Tally how many lines include "Released". The number is the whole answer.

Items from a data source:
• • • • • • •

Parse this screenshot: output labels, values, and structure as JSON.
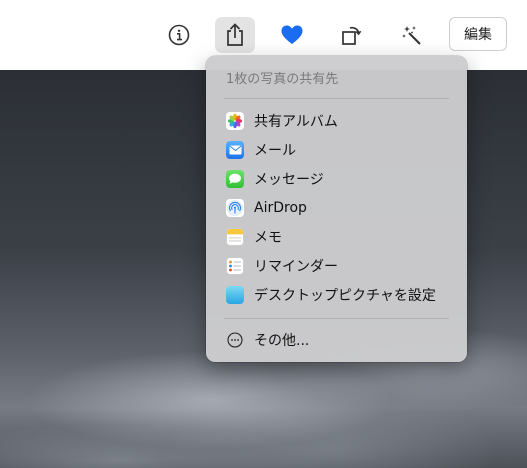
{
  "toolbar": {
    "edit_label": "編集",
    "icons": [
      "info-icon",
      "share-icon",
      "heart-icon",
      "rotate-icon",
      "magic-wand-icon"
    ],
    "favorite_color": "#1a6cf0"
  },
  "share_menu": {
    "header": "1枚の写真の共有先",
    "items": [
      {
        "label": "共有アルバム",
        "icon": "photos-icon"
      },
      {
        "label": "メール",
        "icon": "mail-icon"
      },
      {
        "label": "メッセージ",
        "icon": "messages-icon"
      },
      {
        "label": "AirDrop",
        "icon": "airdrop-icon"
      },
      {
        "label": "メモ",
        "icon": "notes-icon"
      },
      {
        "label": "リマインダー",
        "icon": "reminders-icon"
      },
      {
        "label": "デスクトップピクチャを設定",
        "icon": "desktop-picture-icon"
      }
    ],
    "more_label": "その他..."
  }
}
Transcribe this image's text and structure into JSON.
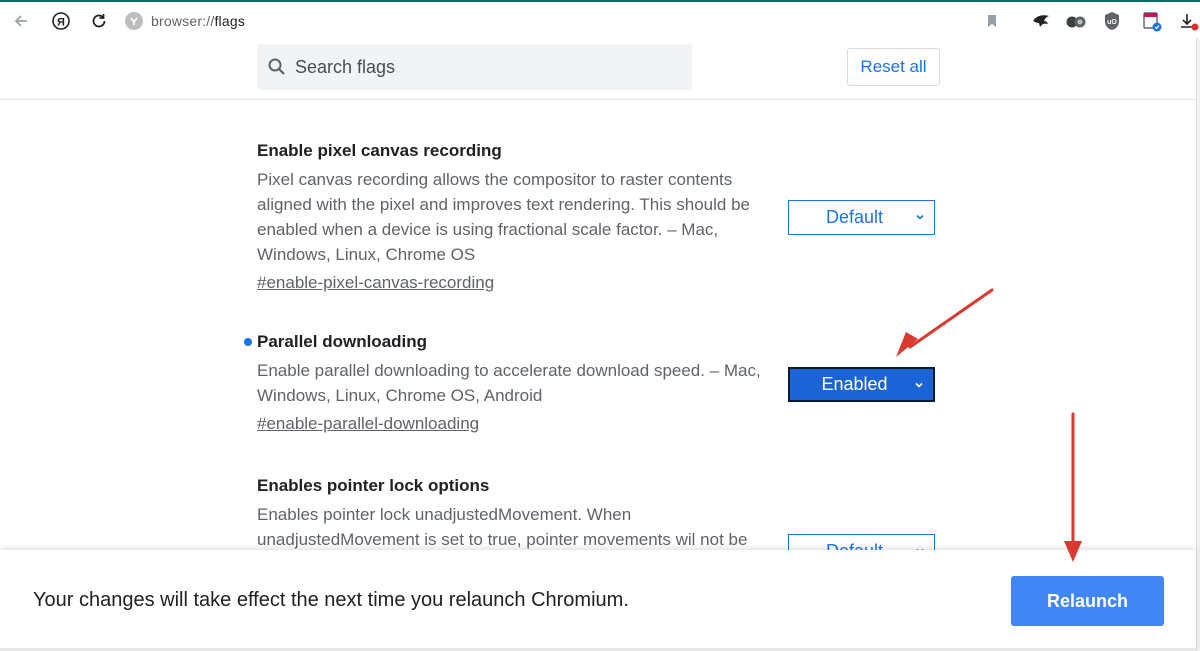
{
  "browser": {
    "url_scheme": "browser://",
    "url_path": "flags",
    "toolbar_icons": [
      "back-icon",
      "yandex-logo-icon",
      "reload-icon",
      "site-info-icon",
      "bookmark-icon",
      "extension-bird-icon",
      "extension-glasses-icon",
      "ublock-origin-icon",
      "extension-calendar-icon",
      "download-icon"
    ]
  },
  "header": {
    "search_placeholder": "Search flags",
    "reset_all_label": "Reset all"
  },
  "flags": [
    {
      "title": "Enable pixel canvas recording",
      "description": "Pixel canvas recording allows the compositor to raster contents aligned with the pixel and improves text rendering. This should be enabled when a device is using fractional scale factor. – Mac, Windows, Linux, Chrome OS",
      "link": "#enable-pixel-canvas-recording",
      "value": "Default",
      "modified": false
    },
    {
      "title": "Parallel downloading",
      "description": "Enable parallel downloading to accelerate download speed. – Mac, Windows, Linux, Chrome OS, Android",
      "link": "#enable-parallel-downloading",
      "value": "Enabled",
      "modified": true
    },
    {
      "title": "Enables pointer lock options",
      "description": "Enables pointer lock unadjustedMovement. When unadjustedMovement is set to true, pointer movements wil not be",
      "link": "",
      "value": "Default",
      "modified": false
    }
  ],
  "footer": {
    "message": "Your changes will take effect the next time you relaunch Chromium.",
    "relaunch_label": "Relaunch"
  },
  "colors": {
    "accent": "#1a73e8",
    "relaunch_button": "#4285f4",
    "enabled_select": "#1a64d6",
    "annotation_arrow": "#d93a30"
  }
}
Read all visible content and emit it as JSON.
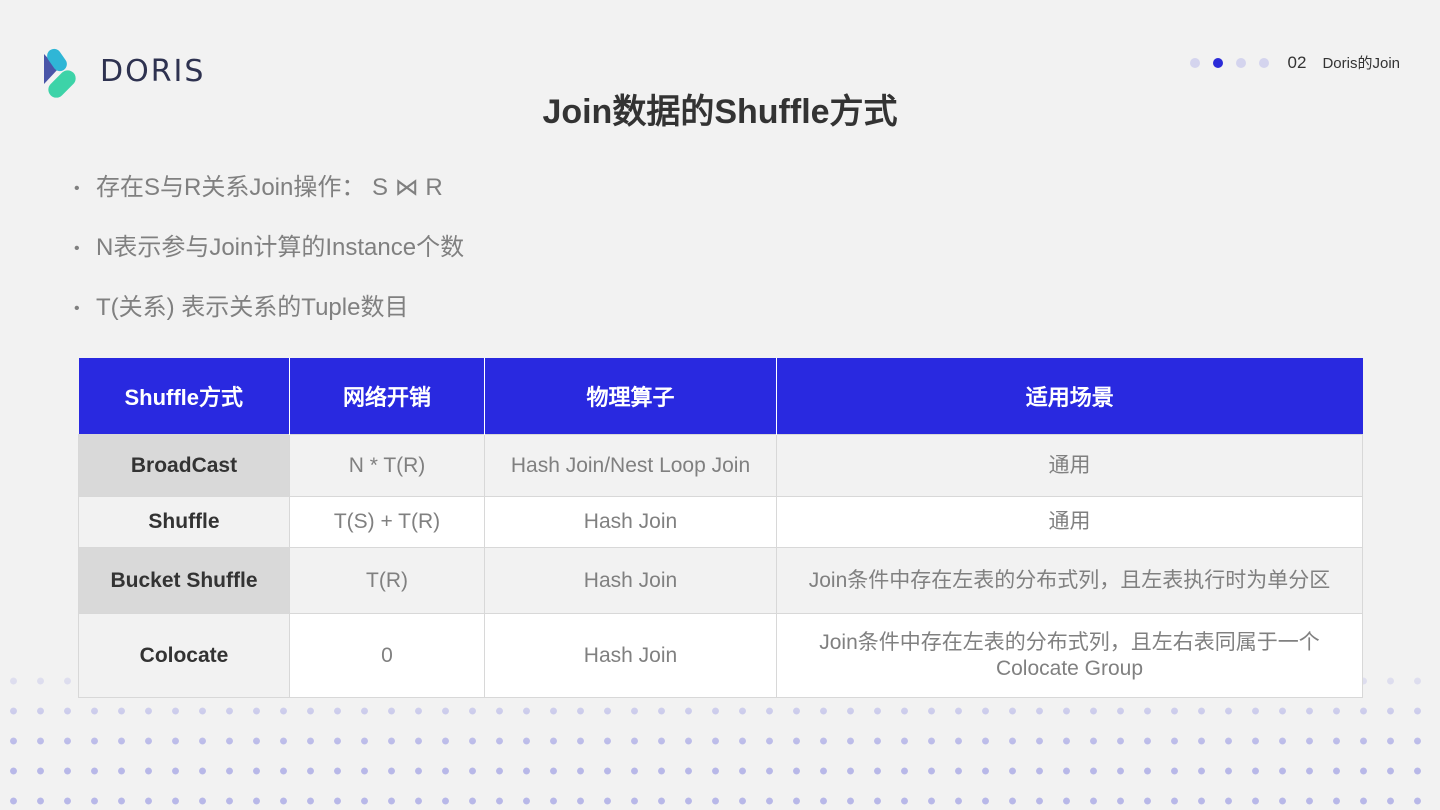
{
  "brand": {
    "logo_text": "DORIS",
    "colors": {
      "accent": "#2929e0",
      "logo_teal": "#3dd3a8",
      "logo_cyan": "#2fb6d6",
      "logo_blue": "#4a55a8"
    }
  },
  "header": {
    "page_number": "02",
    "section": "Doris的Join",
    "pager_dots": 4,
    "active_dot": 1
  },
  "title": "Join数据的Shuffle方式",
  "bullets": [
    "存在S与R关系Join操作： S ⋈ R",
    "N表示参与Join计算的Instance个数",
    "T(关系) 表示关系的Tuple数目"
  ],
  "table": {
    "headers": [
      "Shuffle方式",
      "网络开销",
      "物理算子",
      "适用场景"
    ],
    "rows": [
      [
        "BroadCast",
        "N * T(R)",
        "Hash Join/Nest Loop Join",
        "通用"
      ],
      [
        "Shuffle",
        "T(S) + T(R)",
        "Hash Join",
        "通用"
      ],
      [
        "Bucket Shuffle",
        "T(R)",
        "Hash Join",
        "Join条件中存在左表的分布式列，且左表执行时为单分区"
      ],
      [
        "Colocate",
        "0",
        "Hash Join",
        "Join条件中存在左表的分布式列，且左右表同属于一个Colocate Group"
      ]
    ]
  }
}
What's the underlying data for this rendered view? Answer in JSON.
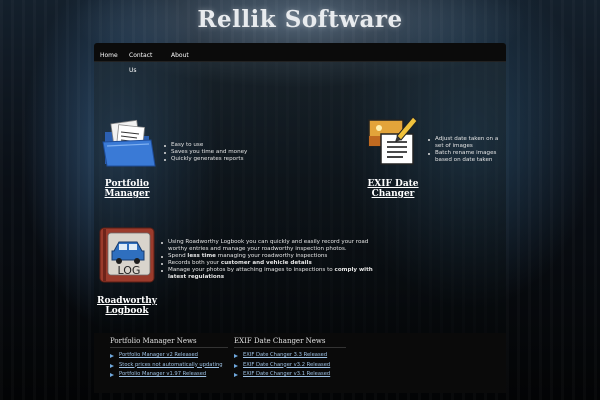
{
  "site": {
    "logo": "Rellik Software"
  },
  "nav": {
    "items": [
      {
        "label": "Home"
      },
      {
        "label": "Contact Us"
      },
      {
        "label": "About"
      }
    ]
  },
  "products": {
    "portfolio": {
      "title": "Portfolio Manager",
      "features": [
        "Easy to use",
        "Saves you time and money",
        "Quickly generates reports"
      ]
    },
    "exif": {
      "title": "EXIF Date Changer",
      "features": [
        "Adjust date taken on a set of images",
        "Batch rename images based on date taken"
      ]
    },
    "roadworthy": {
      "title": "Roadworthy Logbook",
      "icon_text": "LOG",
      "features": [
        {
          "parts": [
            {
              "text": "Using Roadworthy Logbook you can quickly and easily record your road worthy entries and manage your roadworthy inspection photos."
            }
          ]
        },
        {
          "parts": [
            {
              "text": "Spend "
            },
            {
              "text": "less time",
              "bold": true
            },
            {
              "text": " managing your roadworthy inspections"
            }
          ]
        },
        {
          "parts": [
            {
              "text": "Records both your "
            },
            {
              "text": "customer and vehicle details",
              "bold": true
            }
          ]
        },
        {
          "parts": [
            {
              "text": "Manage your photos by attaching images to inspections to "
            },
            {
              "text": "comply with latest regulations",
              "bold": true
            }
          ]
        }
      ]
    }
  },
  "news": {
    "portfolio": {
      "heading": "Portfolio Manager News",
      "items": [
        "Portfolio Manager v2 Released",
        "Stock prices not automatically updating",
        "Portfolio Manager v1.97 Released"
      ]
    },
    "exif": {
      "heading": "EXIF Date Changer News",
      "items": [
        "EXIF Date Changer 3.3 Released",
        "EXIF Date Changer v3.2 Released",
        "EXIF Date Changer v3.1 Released"
      ]
    }
  },
  "colors": {
    "link": "#9fc3e6",
    "folder_blue": "#3a7ad6",
    "logbook_red": "#9b3b2c",
    "car_blue": "#2f6fbf"
  }
}
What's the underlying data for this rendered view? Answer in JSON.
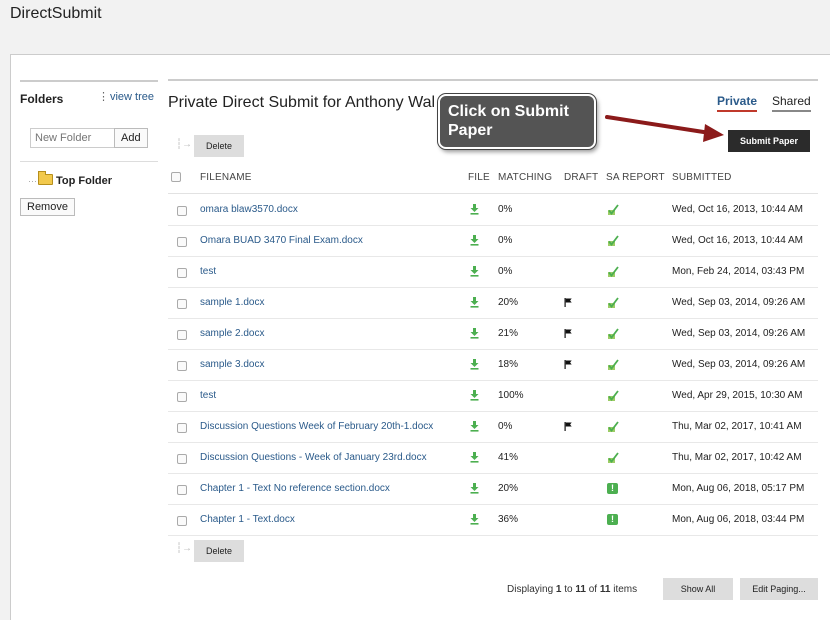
{
  "app": {
    "title": "DirectSubmit"
  },
  "sidebar": {
    "heading": "Folders",
    "view_tree": "view tree",
    "new_folder_placeholder": "New Folder",
    "add_label": "Add",
    "top_folder": "Top Folder",
    "remove_label": "Remove"
  },
  "main": {
    "title": "Private Direct Submit for Anthony Wal",
    "tabs": {
      "private": "Private",
      "shared": "Shared"
    },
    "submit_label": "Submit Paper",
    "delete_label": "Delete",
    "columns": {
      "filename": "FILENAME",
      "file": "FILE",
      "matching": "MATCHING",
      "draft": "DRAFT",
      "sa_report": "SA REPORT",
      "submitted": "SUBMITTED"
    },
    "rows": [
      {
        "filename": "omara blaw3570.docx",
        "matching": "0%",
        "draft": false,
        "sa": "ok",
        "submitted": "Wed, Oct 16, 2013, 10:44 AM"
      },
      {
        "filename": "Omara BUAD 3470 Final Exam.docx",
        "matching": "0%",
        "draft": false,
        "sa": "ok",
        "submitted": "Wed, Oct 16, 2013, 10:44 AM"
      },
      {
        "filename": "test",
        "matching": "0%",
        "draft": false,
        "sa": "ok",
        "submitted": "Mon, Feb 24, 2014, 03:43 PM"
      },
      {
        "filename": "sample 1.docx",
        "matching": "20%",
        "draft": true,
        "sa": "ok",
        "submitted": "Wed, Sep 03, 2014, 09:26 AM"
      },
      {
        "filename": "sample 2.docx",
        "matching": "21%",
        "draft": true,
        "sa": "ok",
        "submitted": "Wed, Sep 03, 2014, 09:26 AM"
      },
      {
        "filename": "sample 3.docx",
        "matching": "18%",
        "draft": true,
        "sa": "ok",
        "submitted": "Wed, Sep 03, 2014, 09:26 AM"
      },
      {
        "filename": "test",
        "matching": "100%",
        "draft": false,
        "sa": "ok",
        "submitted": "Wed, Apr 29, 2015, 10:30 AM"
      },
      {
        "filename": "Discussion Questions Week of February 20th-1.docx",
        "matching": "0%",
        "draft": true,
        "sa": "ok",
        "submitted": "Thu, Mar 02, 2017, 10:41 AM"
      },
      {
        "filename": "Discussion Questions - Week of January 23rd.docx",
        "matching": "41%",
        "draft": false,
        "sa": "ok",
        "submitted": "Thu, Mar 02, 2017, 10:42 AM"
      },
      {
        "filename": "Chapter 1 - Text No reference section.docx",
        "matching": "20%",
        "draft": false,
        "sa": "warn",
        "submitted": "Mon, Aug 06, 2018, 05:17 PM"
      },
      {
        "filename": "Chapter 1 - Text.docx",
        "matching": "36%",
        "draft": false,
        "sa": "warn",
        "submitted": "Mon, Aug 06, 2018, 03:44 PM"
      }
    ],
    "footer": {
      "prefix": "Displaying",
      "from": "1",
      "to_word": "to",
      "to": "11",
      "of_word": "of",
      "total": "11",
      "suffix": "items",
      "show_all": "Show All",
      "edit_paging": "Edit Paging..."
    }
  },
  "callout": {
    "text": "Click on Submit Paper"
  },
  "colors": {
    "link": "#2a5a8a",
    "accent": "#c0392b",
    "success": "#4caf50",
    "arrow": "#8b1a1a"
  },
  "icons": {
    "download": "download-icon",
    "draft": "flag-icon",
    "sa_ok": "check-report-icon",
    "sa_warn": "warning-icon"
  }
}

• • • • • • •

Task answer :: 5